**Data to process:**
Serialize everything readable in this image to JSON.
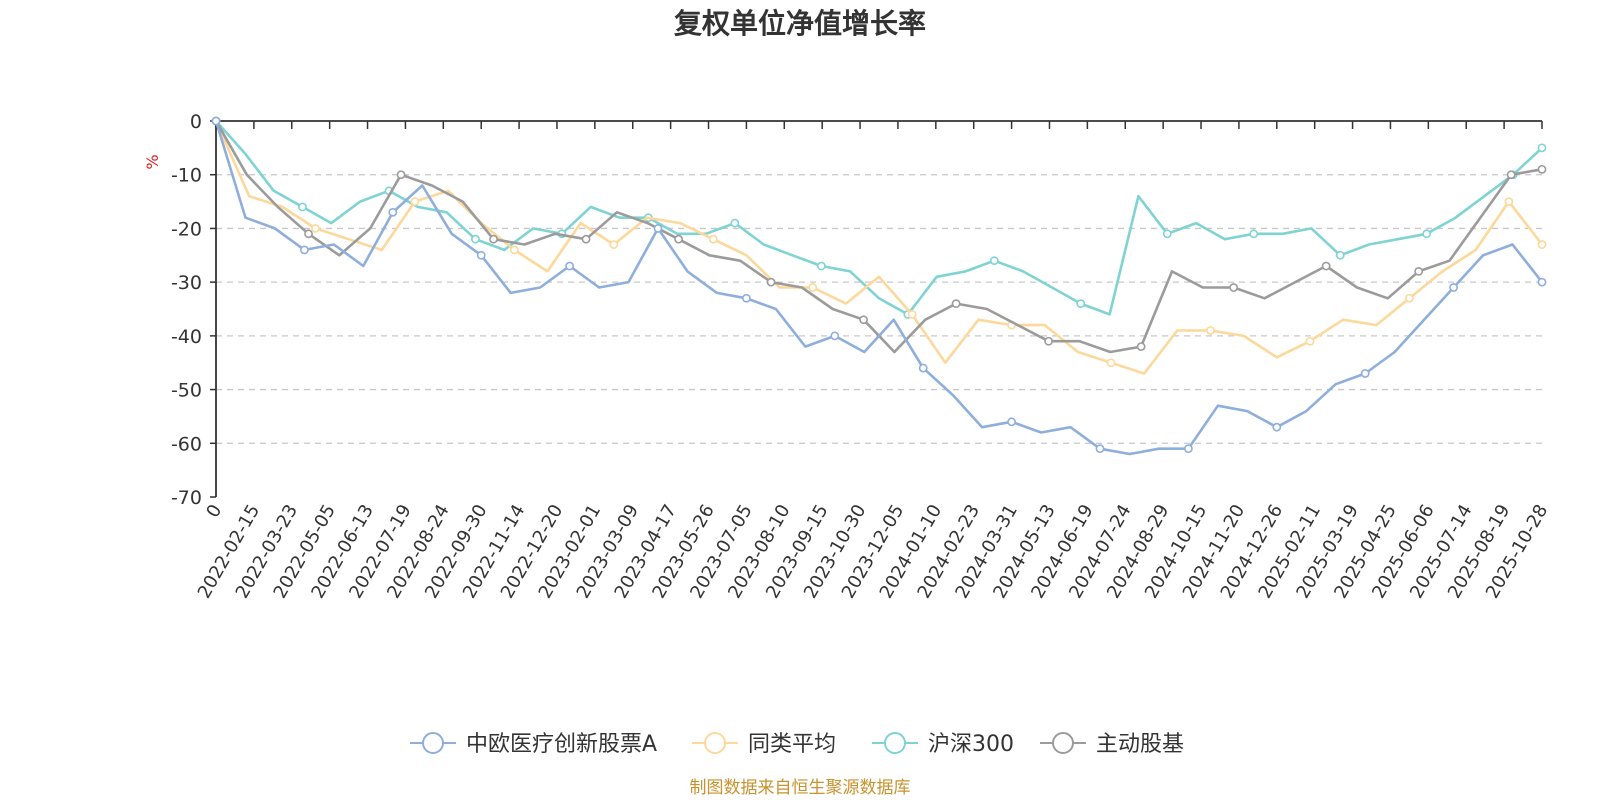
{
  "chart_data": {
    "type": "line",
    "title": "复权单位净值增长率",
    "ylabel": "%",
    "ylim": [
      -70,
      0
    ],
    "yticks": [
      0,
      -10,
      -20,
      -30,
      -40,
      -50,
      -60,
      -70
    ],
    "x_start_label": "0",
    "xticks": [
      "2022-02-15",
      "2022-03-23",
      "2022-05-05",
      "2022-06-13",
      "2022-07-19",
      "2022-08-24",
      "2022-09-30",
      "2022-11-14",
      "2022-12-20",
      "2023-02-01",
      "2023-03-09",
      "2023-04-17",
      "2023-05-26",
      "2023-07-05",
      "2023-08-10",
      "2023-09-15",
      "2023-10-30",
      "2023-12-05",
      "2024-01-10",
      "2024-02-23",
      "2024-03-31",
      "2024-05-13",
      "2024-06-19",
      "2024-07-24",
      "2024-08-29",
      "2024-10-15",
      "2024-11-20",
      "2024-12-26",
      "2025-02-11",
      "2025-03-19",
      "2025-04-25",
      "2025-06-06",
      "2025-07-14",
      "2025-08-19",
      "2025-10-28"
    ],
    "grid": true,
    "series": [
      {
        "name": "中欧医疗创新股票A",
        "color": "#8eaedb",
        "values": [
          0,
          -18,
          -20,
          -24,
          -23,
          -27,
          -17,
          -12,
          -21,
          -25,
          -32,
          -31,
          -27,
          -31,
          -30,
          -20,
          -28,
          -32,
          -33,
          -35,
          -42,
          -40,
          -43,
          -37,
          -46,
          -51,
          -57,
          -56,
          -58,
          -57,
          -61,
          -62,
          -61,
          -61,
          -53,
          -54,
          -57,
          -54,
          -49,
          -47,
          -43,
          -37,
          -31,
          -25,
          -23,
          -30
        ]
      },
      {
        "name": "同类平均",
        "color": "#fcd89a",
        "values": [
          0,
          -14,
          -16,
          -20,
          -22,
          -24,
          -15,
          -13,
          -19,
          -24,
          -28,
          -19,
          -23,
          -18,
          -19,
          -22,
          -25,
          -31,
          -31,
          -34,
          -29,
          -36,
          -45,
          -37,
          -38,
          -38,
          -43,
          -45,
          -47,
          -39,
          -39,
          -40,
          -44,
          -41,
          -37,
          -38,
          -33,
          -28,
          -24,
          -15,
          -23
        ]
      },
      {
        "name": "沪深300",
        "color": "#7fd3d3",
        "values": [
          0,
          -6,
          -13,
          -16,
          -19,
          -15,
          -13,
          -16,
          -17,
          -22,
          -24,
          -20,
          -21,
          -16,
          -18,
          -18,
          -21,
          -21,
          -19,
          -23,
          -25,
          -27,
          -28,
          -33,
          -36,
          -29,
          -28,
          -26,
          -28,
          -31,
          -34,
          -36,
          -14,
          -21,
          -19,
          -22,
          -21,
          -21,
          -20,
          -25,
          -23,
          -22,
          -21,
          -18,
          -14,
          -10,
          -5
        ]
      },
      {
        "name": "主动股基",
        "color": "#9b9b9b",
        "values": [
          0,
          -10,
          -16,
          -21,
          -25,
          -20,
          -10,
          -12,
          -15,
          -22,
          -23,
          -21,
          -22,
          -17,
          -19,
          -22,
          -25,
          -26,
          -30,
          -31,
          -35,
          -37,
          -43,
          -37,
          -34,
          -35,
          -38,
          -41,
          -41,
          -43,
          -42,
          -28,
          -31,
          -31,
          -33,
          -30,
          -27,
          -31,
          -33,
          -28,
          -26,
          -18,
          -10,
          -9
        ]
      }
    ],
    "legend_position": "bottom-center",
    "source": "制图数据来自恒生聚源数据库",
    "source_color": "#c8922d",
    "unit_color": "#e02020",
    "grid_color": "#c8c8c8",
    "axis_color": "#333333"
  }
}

**Your objective:** Repeat every record precisely. Any picture among them stays out of the copy.

**Answer below:**
Serialize everything readable in this image to JSON.
{
  "chart_data": {
    "type": "line",
    "title": "复权单位净值增长率",
    "ylabel": "%",
    "ylim": [
      -70,
      0
    ],
    "yticks": [
      0,
      -10,
      -20,
      -30,
      -40,
      -50,
      -60,
      -70
    ],
    "x_start_label": "0",
    "xticks": [
      "2022-02-15",
      "2022-03-23",
      "2022-05-05",
      "2022-06-13",
      "2022-07-19",
      "2022-08-24",
      "2022-09-30",
      "2022-11-14",
      "2022-12-20",
      "2023-02-01",
      "2023-03-09",
      "2023-04-17",
      "2023-05-26",
      "2023-07-05",
      "2023-08-10",
      "2023-09-15",
      "2023-10-30",
      "2023-12-05",
      "2024-01-10",
      "2024-02-23",
      "2024-03-31",
      "2024-05-13",
      "2024-06-19",
      "2024-07-24",
      "2024-08-29",
      "2024-10-15",
      "2024-11-20",
      "2024-12-26",
      "2025-02-11",
      "2025-03-19",
      "2025-04-25",
      "2025-06-06",
      "2025-07-14",
      "2025-08-19",
      "2025-10-28"
    ],
    "grid": true,
    "series": [
      {
        "name": "中欧医疗创新股票A",
        "color": "#8eaedb",
        "values": [
          0,
          -18,
          -20,
          -24,
          -23,
          -27,
          -17,
          -12,
          -21,
          -25,
          -32,
          -31,
          -27,
          -31,
          -30,
          -20,
          -28,
          -32,
          -33,
          -35,
          -42,
          -40,
          -43,
          -37,
          -46,
          -51,
          -57,
          -56,
          -58,
          -57,
          -61,
          -62,
          -61,
          -61,
          -53,
          -54,
          -57,
          -54,
          -49,
          -47,
          -43,
          -37,
          -31,
          -25,
          -23,
          -30
        ]
      },
      {
        "name": "同类平均",
        "color": "#fcd89a",
        "values": [
          0,
          -14,
          -16,
          -20,
          -22,
          -24,
          -15,
          -13,
          -19,
          -24,
          -28,
          -19,
          -23,
          -18,
          -19,
          -22,
          -25,
          -31,
          -31,
          -34,
          -29,
          -36,
          -45,
          -37,
          -38,
          -38,
          -43,
          -45,
          -47,
          -39,
          -39,
          -40,
          -44,
          -41,
          -37,
          -38,
          -33,
          -28,
          -24,
          -15,
          -23
        ]
      },
      {
        "name": "沪深300",
        "color": "#7fd3d3",
        "values": [
          0,
          -6,
          -13,
          -16,
          -19,
          -15,
          -13,
          -16,
          -17,
          -22,
          -24,
          -20,
          -21,
          -16,
          -18,
          -18,
          -21,
          -21,
          -19,
          -23,
          -25,
          -27,
          -28,
          -33,
          -36,
          -29,
          -28,
          -26,
          -28,
          -31,
          -34,
          -36,
          -14,
          -21,
          -19,
          -22,
          -21,
          -21,
          -20,
          -25,
          -23,
          -22,
          -21,
          -18,
          -14,
          -10,
          -5
        ]
      },
      {
        "name": "主动股基",
        "color": "#9b9b9b",
        "values": [
          0,
          -10,
          -16,
          -21,
          -25,
          -20,
          -10,
          -12,
          -15,
          -22,
          -23,
          -21,
          -22,
          -17,
          -19,
          -22,
          -25,
          -26,
          -30,
          -31,
          -35,
          -37,
          -43,
          -37,
          -34,
          -35,
          -38,
          -41,
          -41,
          -43,
          -42,
          -28,
          -31,
          -31,
          -33,
          -30,
          -27,
          -31,
          -33,
          -28,
          -26,
          -18,
          -10,
          -9
        ]
      }
    ],
    "legend_position": "bottom-center",
    "source": "制图数据来自恒生聚源数据库",
    "source_color": "#c8922d",
    "unit_color": "#e02020",
    "grid_color": "#c8c8c8",
    "axis_color": "#333333"
  }
}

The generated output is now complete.